--- Stored records ---
[start]

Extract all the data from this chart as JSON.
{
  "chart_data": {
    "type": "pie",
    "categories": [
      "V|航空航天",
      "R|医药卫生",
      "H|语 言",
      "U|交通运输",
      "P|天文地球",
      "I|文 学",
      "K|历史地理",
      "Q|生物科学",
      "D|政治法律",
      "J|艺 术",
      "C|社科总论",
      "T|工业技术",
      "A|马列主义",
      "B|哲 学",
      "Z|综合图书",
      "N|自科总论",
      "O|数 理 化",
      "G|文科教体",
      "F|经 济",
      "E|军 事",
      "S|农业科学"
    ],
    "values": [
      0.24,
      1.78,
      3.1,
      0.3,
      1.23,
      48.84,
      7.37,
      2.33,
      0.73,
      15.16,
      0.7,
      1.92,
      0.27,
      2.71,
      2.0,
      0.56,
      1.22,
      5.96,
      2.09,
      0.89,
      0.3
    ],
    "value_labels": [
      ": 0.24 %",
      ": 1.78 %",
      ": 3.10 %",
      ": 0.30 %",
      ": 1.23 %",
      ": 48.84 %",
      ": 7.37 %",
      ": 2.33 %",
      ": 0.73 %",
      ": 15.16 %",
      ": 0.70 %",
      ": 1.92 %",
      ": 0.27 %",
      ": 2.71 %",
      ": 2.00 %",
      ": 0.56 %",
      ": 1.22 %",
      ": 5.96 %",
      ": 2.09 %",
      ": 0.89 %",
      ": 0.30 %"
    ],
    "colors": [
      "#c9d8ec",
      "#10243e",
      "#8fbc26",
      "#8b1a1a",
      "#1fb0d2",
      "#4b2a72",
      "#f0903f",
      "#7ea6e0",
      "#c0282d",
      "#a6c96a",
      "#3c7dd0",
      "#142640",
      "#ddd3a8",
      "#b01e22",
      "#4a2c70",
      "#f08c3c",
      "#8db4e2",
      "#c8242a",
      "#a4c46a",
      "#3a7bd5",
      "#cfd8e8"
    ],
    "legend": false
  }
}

[end]
[start]

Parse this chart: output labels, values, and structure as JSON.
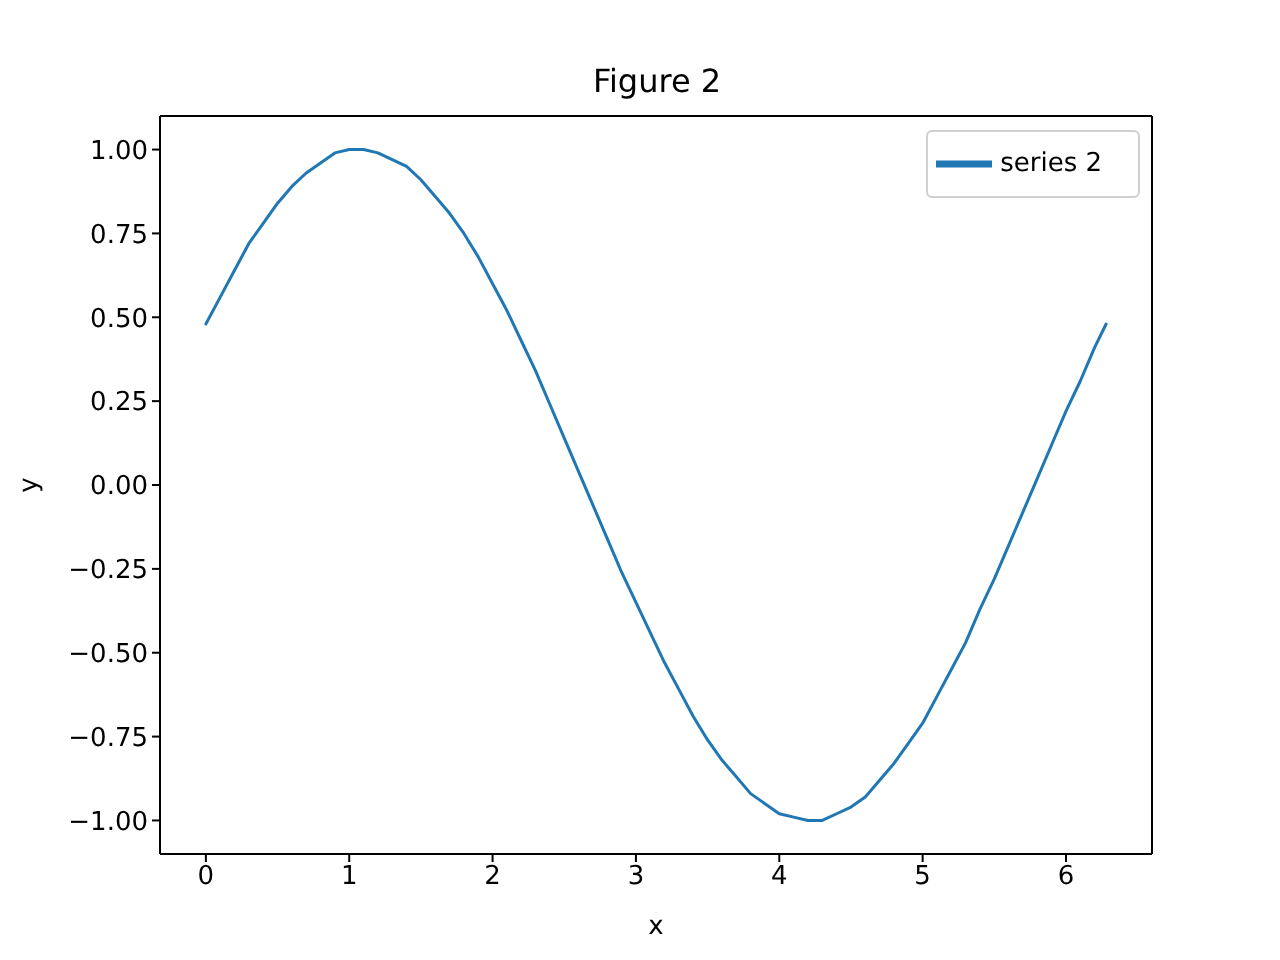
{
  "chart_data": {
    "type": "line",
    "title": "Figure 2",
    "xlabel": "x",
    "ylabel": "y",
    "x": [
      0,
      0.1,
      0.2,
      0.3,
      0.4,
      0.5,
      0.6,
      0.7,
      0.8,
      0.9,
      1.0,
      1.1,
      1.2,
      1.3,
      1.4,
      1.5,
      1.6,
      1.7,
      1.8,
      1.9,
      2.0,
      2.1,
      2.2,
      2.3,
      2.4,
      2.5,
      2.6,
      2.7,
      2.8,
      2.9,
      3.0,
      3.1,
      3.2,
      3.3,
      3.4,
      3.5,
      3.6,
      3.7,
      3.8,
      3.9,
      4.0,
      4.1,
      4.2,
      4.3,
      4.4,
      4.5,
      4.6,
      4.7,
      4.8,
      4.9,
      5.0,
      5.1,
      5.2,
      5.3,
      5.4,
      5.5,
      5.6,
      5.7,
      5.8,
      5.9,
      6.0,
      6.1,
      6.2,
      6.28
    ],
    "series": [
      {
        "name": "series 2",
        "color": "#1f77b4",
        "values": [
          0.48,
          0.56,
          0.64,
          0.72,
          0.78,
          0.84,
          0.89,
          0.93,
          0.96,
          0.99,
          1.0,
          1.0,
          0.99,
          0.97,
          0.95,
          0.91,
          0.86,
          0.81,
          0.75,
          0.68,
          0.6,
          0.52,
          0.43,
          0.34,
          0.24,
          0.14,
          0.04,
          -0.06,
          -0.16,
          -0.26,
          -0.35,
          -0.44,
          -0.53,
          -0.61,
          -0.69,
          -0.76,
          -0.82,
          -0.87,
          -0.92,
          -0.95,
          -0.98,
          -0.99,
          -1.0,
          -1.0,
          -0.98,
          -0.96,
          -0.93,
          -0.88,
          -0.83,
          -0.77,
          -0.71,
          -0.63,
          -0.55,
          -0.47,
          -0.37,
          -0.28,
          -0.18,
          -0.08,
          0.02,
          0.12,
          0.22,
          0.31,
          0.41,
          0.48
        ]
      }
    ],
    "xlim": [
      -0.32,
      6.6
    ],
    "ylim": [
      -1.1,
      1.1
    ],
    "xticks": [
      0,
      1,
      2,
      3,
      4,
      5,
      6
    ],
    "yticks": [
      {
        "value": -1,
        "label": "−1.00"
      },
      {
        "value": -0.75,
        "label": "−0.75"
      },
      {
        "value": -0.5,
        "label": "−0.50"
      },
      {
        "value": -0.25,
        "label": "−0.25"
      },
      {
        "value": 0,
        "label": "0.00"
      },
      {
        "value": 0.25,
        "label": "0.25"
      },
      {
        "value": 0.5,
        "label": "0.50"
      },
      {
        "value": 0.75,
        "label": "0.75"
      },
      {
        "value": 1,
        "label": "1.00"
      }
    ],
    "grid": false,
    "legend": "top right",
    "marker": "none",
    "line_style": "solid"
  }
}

[end]
[start]

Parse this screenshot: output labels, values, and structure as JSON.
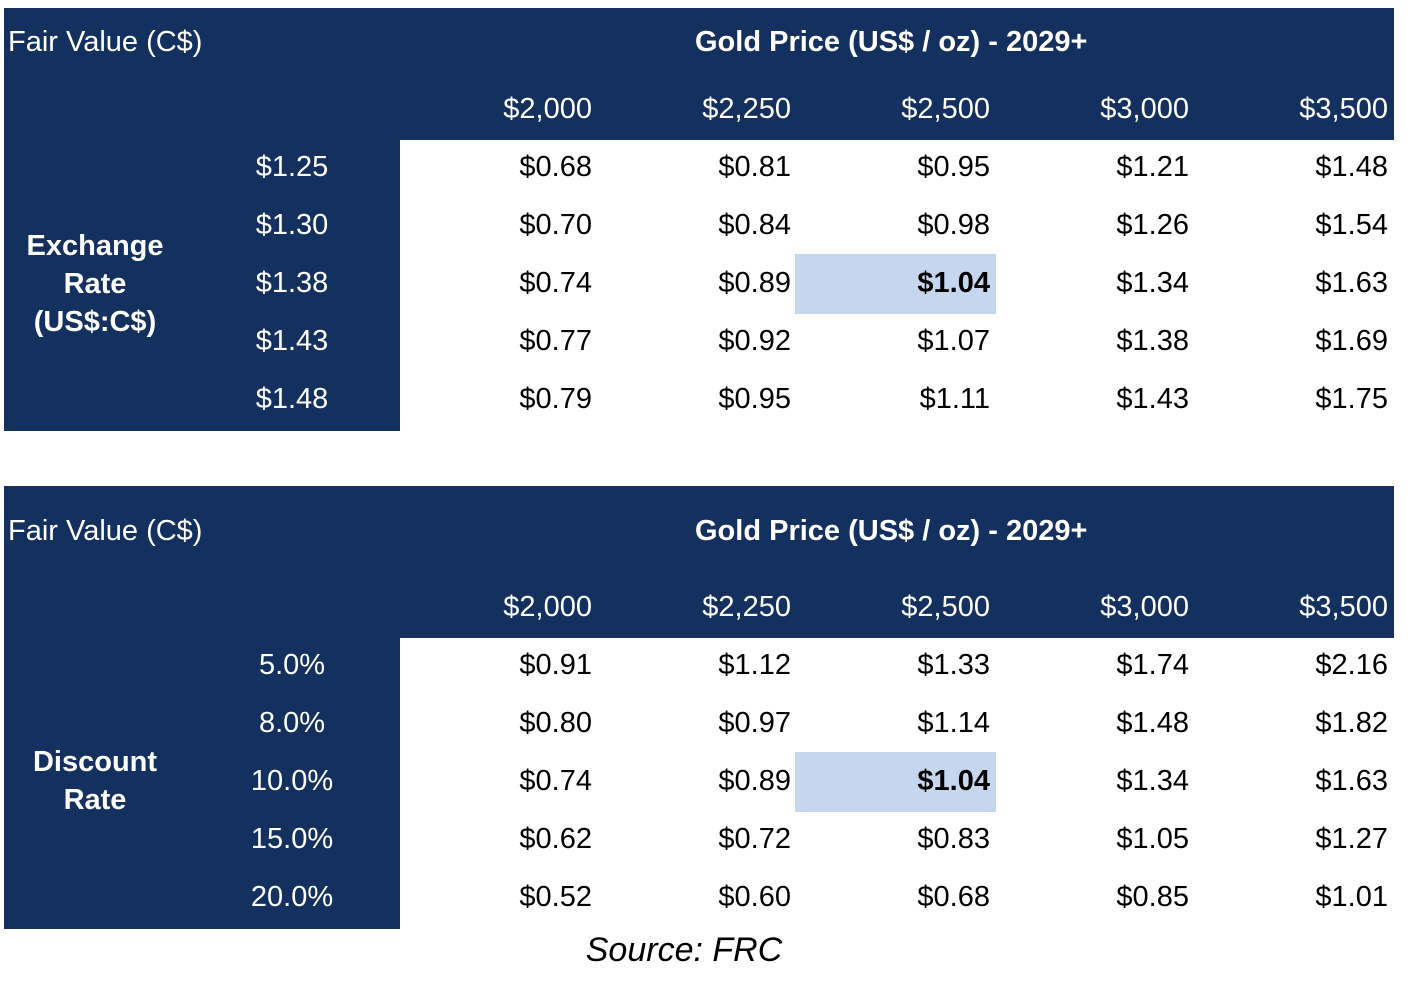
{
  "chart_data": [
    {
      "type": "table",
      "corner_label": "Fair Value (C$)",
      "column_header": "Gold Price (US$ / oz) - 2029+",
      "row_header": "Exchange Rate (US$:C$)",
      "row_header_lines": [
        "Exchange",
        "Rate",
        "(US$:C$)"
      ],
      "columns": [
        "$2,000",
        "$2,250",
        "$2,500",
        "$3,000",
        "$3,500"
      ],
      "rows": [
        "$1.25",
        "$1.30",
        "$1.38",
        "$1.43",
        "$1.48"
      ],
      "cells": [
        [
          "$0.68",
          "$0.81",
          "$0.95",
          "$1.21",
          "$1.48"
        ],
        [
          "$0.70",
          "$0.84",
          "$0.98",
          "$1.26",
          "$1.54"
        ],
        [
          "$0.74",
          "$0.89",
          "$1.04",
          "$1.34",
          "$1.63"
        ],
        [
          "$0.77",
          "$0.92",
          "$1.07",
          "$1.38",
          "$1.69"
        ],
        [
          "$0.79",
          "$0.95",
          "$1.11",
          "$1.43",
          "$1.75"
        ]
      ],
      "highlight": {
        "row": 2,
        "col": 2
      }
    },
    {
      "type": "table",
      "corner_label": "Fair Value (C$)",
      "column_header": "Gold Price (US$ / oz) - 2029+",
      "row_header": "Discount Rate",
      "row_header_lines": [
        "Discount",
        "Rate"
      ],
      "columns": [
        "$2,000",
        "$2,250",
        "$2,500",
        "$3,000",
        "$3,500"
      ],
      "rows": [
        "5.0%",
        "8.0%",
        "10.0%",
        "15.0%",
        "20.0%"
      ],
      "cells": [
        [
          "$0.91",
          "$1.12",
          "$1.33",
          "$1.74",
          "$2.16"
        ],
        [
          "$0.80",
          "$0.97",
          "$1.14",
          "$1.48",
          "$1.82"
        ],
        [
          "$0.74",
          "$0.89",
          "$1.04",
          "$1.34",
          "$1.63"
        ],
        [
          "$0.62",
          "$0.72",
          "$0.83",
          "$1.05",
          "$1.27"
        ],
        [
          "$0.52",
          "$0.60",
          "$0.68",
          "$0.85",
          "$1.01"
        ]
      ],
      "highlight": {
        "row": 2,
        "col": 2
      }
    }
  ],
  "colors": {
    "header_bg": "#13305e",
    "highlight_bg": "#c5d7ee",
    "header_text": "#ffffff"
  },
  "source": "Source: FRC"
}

[end]

--- REQUEST ---
From the entries above, copy every line that holds the word "JSON".

--- TASK RESULT ---
Extract all the data from this chart as JSON.
Parse this chart: output labels, values, and structure as JSON.
Parse this screenshot: output labels, values, and structure as JSON.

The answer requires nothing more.